─── ENTRIES SHOWN
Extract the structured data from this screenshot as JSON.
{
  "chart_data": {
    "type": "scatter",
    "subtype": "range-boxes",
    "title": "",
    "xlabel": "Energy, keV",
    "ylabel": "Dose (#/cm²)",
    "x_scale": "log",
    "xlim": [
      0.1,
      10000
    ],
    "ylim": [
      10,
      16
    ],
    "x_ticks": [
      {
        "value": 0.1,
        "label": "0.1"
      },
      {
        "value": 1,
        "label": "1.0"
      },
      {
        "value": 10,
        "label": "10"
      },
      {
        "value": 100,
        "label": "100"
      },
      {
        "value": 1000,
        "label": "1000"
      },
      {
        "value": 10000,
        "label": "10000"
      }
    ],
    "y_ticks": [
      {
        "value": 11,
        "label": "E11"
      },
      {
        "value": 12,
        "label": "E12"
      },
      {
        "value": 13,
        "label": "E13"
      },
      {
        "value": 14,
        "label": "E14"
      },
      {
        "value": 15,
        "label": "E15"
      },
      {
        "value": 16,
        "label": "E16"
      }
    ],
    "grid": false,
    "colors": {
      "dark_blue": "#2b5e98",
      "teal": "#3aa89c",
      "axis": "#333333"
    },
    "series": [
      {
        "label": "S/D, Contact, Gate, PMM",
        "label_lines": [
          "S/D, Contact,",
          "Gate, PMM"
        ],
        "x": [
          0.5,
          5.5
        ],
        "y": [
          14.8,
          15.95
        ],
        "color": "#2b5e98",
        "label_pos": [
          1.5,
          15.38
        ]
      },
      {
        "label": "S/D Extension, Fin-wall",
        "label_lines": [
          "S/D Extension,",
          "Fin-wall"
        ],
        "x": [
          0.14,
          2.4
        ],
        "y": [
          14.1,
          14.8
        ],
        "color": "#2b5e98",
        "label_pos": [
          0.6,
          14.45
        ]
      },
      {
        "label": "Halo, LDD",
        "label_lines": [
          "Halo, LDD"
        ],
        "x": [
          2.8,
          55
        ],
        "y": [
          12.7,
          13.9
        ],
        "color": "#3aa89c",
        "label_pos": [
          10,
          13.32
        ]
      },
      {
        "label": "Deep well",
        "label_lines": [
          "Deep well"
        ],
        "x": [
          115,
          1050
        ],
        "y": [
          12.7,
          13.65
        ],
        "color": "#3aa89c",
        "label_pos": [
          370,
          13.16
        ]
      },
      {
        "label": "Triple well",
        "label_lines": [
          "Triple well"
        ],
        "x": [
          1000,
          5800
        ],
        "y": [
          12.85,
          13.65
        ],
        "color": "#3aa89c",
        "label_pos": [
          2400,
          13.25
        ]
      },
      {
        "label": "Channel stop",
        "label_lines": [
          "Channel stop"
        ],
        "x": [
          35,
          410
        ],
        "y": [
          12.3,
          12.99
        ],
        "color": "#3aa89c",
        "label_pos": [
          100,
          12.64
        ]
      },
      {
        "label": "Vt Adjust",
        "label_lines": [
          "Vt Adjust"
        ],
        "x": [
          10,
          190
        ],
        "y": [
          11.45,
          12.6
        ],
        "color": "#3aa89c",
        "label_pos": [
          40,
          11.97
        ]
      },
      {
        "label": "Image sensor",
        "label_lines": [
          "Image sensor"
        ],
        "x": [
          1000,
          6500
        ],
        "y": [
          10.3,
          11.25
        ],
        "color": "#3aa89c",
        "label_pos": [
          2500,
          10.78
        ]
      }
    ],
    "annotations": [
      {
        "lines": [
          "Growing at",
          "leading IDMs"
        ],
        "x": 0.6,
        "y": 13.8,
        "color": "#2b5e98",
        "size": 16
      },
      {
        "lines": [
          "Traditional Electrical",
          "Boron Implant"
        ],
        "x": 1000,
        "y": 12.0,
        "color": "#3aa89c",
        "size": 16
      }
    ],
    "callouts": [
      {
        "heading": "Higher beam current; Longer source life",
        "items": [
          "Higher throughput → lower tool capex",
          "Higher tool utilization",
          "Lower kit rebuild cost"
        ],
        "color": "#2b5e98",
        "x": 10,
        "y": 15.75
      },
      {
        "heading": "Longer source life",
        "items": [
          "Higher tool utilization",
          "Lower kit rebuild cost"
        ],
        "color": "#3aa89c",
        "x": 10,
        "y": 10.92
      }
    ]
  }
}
──────
EXERCISE TASK: Write out the data again, exactly and in full.

TASK ANSWER:
Extract the structured data from this screenshot as JSON.
{
  "chart_data": {
    "type": "scatter",
    "subtype": "range-boxes",
    "title": "",
    "xlabel": "Energy, keV",
    "ylabel": "Dose (#/cm²)",
    "x_scale": "log",
    "xlim": [
      0.1,
      10000
    ],
    "ylim": [
      10,
      16
    ],
    "x_ticks": [
      {
        "value": 0.1,
        "label": "0.1"
      },
      {
        "value": 1,
        "label": "1.0"
      },
      {
        "value": 10,
        "label": "10"
      },
      {
        "value": 100,
        "label": "100"
      },
      {
        "value": 1000,
        "label": "1000"
      },
      {
        "value": 10000,
        "label": "10000"
      }
    ],
    "y_ticks": [
      {
        "value": 11,
        "label": "E11"
      },
      {
        "value": 12,
        "label": "E12"
      },
      {
        "value": 13,
        "label": "E13"
      },
      {
        "value": 14,
        "label": "E14"
      },
      {
        "value": 15,
        "label": "E15"
      },
      {
        "value": 16,
        "label": "E16"
      }
    ],
    "grid": false,
    "colors": {
      "dark_blue": "#2b5e98",
      "teal": "#3aa89c",
      "axis": "#333333"
    },
    "series": [
      {
        "label": "S/D, Contact, Gate, PMM",
        "label_lines": [
          "S/D, Contact,",
          "Gate, PMM"
        ],
        "x": [
          0.5,
          5.5
        ],
        "y": [
          14.8,
          15.95
        ],
        "color": "#2b5e98",
        "label_pos": [
          1.5,
          15.38
        ]
      },
      {
        "label": "S/D Extension, Fin-wall",
        "label_lines": [
          "S/D Extension,",
          "Fin-wall"
        ],
        "x": [
          0.14,
          2.4
        ],
        "y": [
          14.1,
          14.8
        ],
        "color": "#2b5e98",
        "label_pos": [
          0.6,
          14.45
        ]
      },
      {
        "label": "Halo, LDD",
        "label_lines": [
          "Halo, LDD"
        ],
        "x": [
          2.8,
          55
        ],
        "y": [
          12.7,
          13.9
        ],
        "color": "#3aa89c",
        "label_pos": [
          10,
          13.32
        ]
      },
      {
        "label": "Deep well",
        "label_lines": [
          "Deep well"
        ],
        "x": [
          115,
          1050
        ],
        "y": [
          12.7,
          13.65
        ],
        "color": "#3aa89c",
        "label_pos": [
          370,
          13.16
        ]
      },
      {
        "label": "Triple well",
        "label_lines": [
          "Triple well"
        ],
        "x": [
          1000,
          5800
        ],
        "y": [
          12.85,
          13.65
        ],
        "color": "#3aa89c",
        "label_pos": [
          2400,
          13.25
        ]
      },
      {
        "label": "Channel stop",
        "label_lines": [
          "Channel stop"
        ],
        "x": [
          35,
          410
        ],
        "y": [
          12.3,
          12.99
        ],
        "color": "#3aa89c",
        "label_pos": [
          100,
          12.64
        ]
      },
      {
        "label": "Vt Adjust",
        "label_lines": [
          "Vt Adjust"
        ],
        "x": [
          10,
          190
        ],
        "y": [
          11.45,
          12.6
        ],
        "color": "#3aa89c",
        "label_pos": [
          40,
          11.97
        ]
      },
      {
        "label": "Image sensor",
        "label_lines": [
          "Image sensor"
        ],
        "x": [
          1000,
          6500
        ],
        "y": [
          10.3,
          11.25
        ],
        "color": "#3aa89c",
        "label_pos": [
          2500,
          10.78
        ]
      }
    ],
    "annotations": [
      {
        "lines": [
          "Growing at",
          "leading IDMs"
        ],
        "x": 0.6,
        "y": 13.8,
        "color": "#2b5e98",
        "size": 16
      },
      {
        "lines": [
          "Traditional Electrical",
          "Boron Implant"
        ],
        "x": 1000,
        "y": 12.0,
        "color": "#3aa89c",
        "size": 16
      }
    ],
    "callouts": [
      {
        "heading": "Higher beam current; Longer source life",
        "items": [
          "Higher throughput → lower tool capex",
          "Higher tool utilization",
          "Lower kit rebuild cost"
        ],
        "color": "#2b5e98",
        "x": 10,
        "y": 15.75
      },
      {
        "heading": "Longer source life",
        "items": [
          "Higher tool utilization",
          "Lower kit rebuild cost"
        ],
        "color": "#3aa89c",
        "x": 10,
        "y": 10.92
      }
    ]
  }
}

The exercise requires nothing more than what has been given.